Items:
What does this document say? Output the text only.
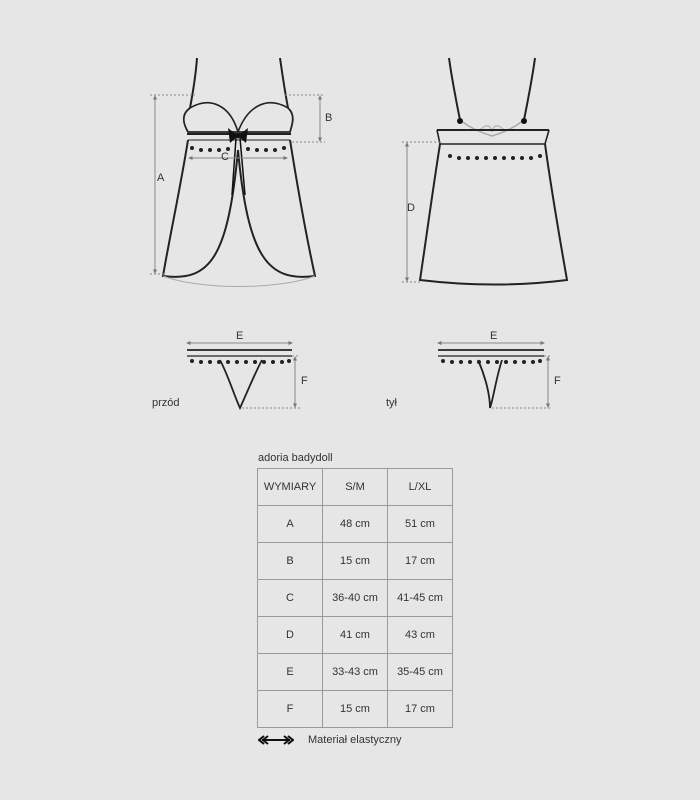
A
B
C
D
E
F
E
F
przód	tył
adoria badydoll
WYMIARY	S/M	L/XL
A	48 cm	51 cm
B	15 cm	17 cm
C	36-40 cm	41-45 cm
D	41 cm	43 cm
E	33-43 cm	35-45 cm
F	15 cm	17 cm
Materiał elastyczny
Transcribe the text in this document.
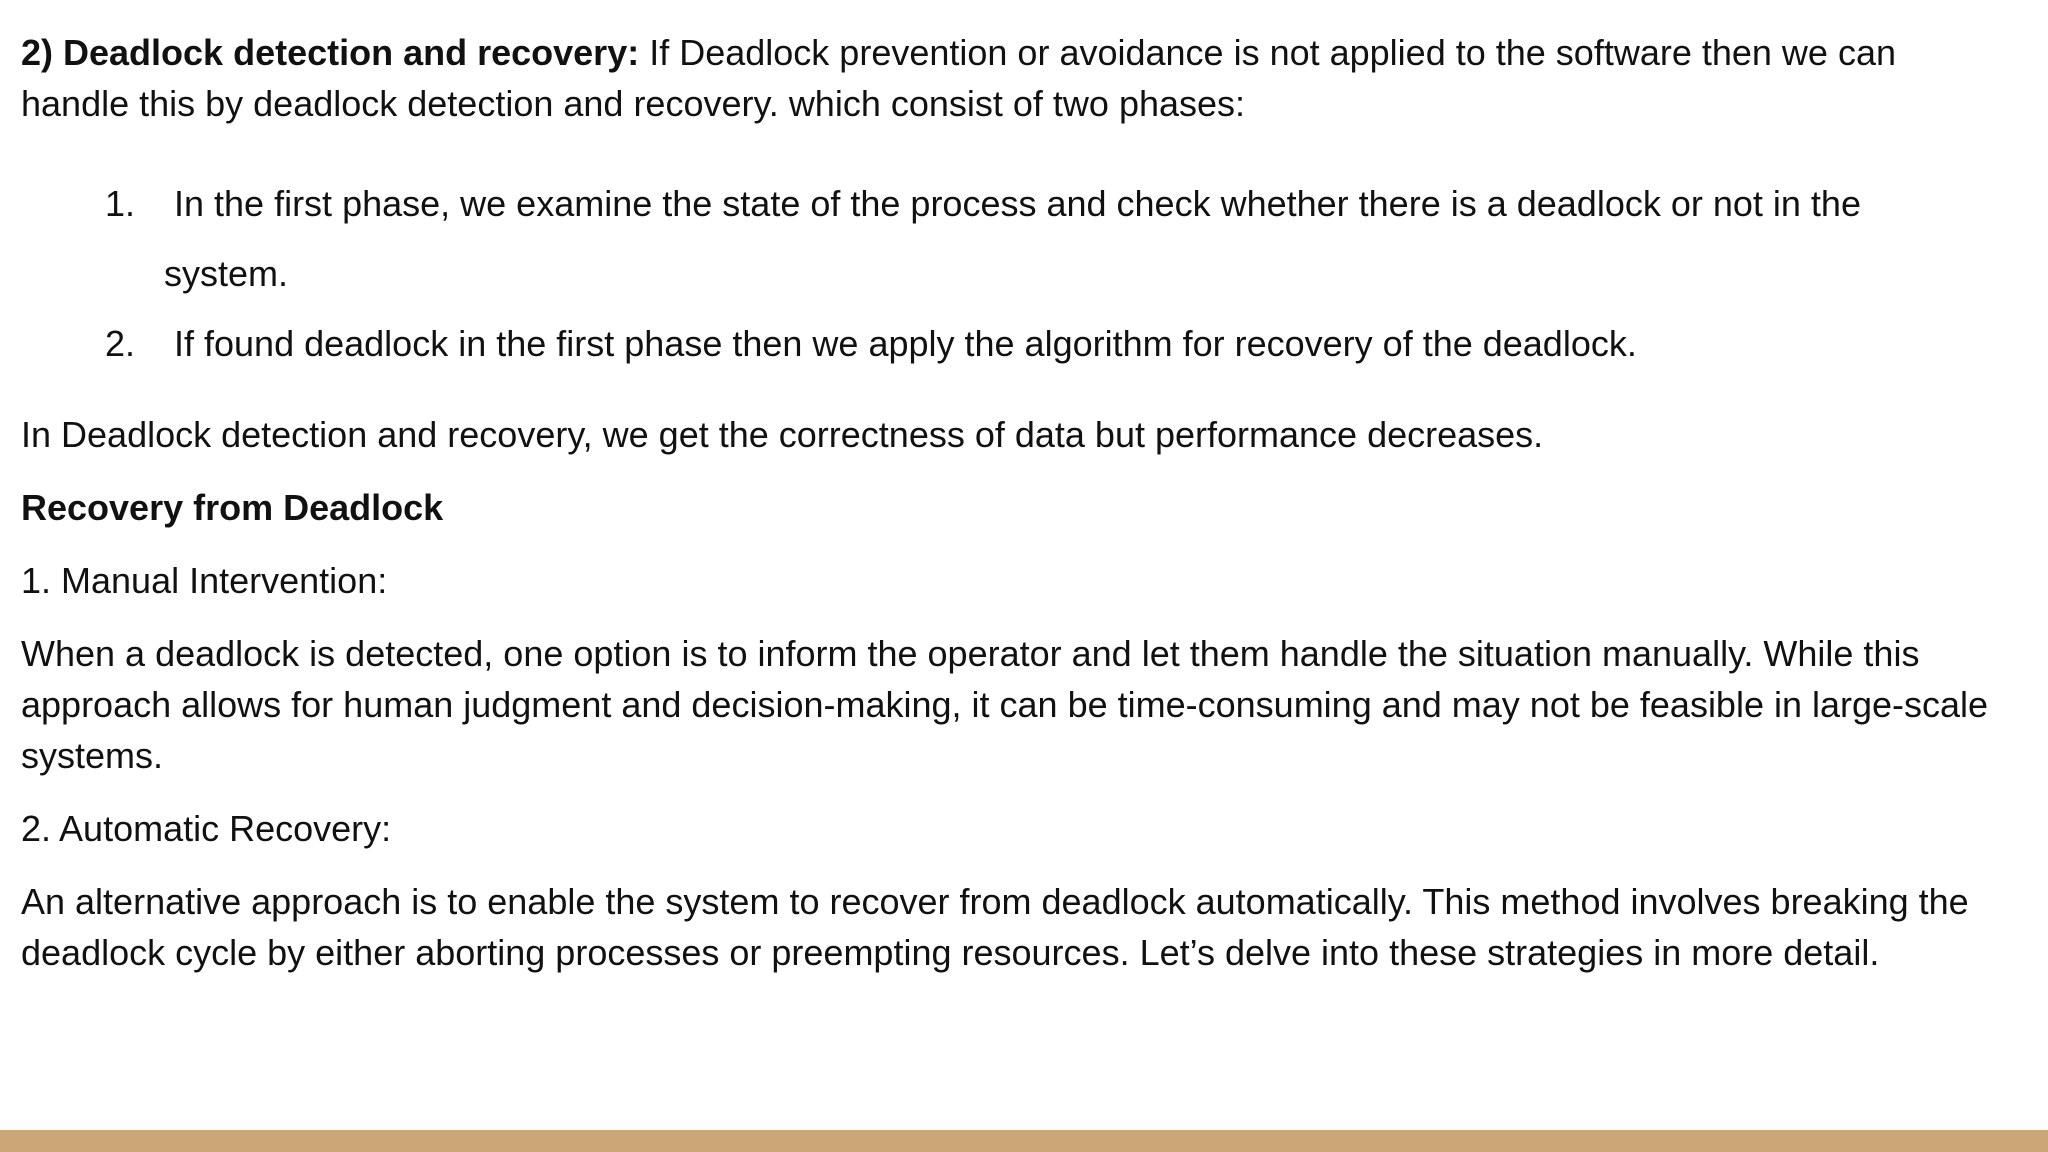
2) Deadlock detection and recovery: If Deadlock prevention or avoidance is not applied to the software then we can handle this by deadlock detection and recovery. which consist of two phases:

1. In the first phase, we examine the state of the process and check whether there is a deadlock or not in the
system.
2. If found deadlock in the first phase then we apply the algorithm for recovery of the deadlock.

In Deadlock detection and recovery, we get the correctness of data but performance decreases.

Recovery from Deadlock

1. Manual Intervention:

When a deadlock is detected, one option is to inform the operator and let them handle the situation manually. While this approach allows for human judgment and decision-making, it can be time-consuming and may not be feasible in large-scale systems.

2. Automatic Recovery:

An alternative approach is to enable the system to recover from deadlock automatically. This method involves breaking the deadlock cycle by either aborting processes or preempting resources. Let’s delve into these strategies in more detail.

To be done:
Pictures stay out of the copy; please restate every record above exactly.

Complete output:
What does this document say? Output the text only.
A
B
C
D
E
F
E
F
przód	tył
adoria badydoll
WYMIARY	S/M	L/XL
A	48 cm	51 cm
B	15 cm	17 cm
C	36-40 cm	41-45 cm
D	41 cm	43 cm
E	33-43 cm	35-45 cm
F	15 cm	17 cm
Materiał elastyczny
Transcribe the text in this document.
2) Deadlock detection and recovery: If Deadlock prevention or avoidance is not applied to the software then we can handle this by deadlock detection and recovery. which consist of two phases:

1. In the first phase, we examine the state of the process and check whether there is a deadlock or not in the
system.
2. If found deadlock in the first phase then we apply the algorithm for recovery of the deadlock.

In Deadlock detection and recovery, we get the correctness of data but performance decreases.

Recovery from Deadlock

1. Manual Intervention:

When a deadlock is detected, one option is to inform the operator and let them handle the situation manually. While this approach allows for human judgment and decision-making, it can be time-consuming and may not be feasible in large-scale systems.

2. Automatic Recovery:

An alternative approach is to enable the system to recover from deadlock automatically. This method involves breaking the deadlock cycle by either aborting processes or preempting resources. Let’s delve into these strategies in more detail.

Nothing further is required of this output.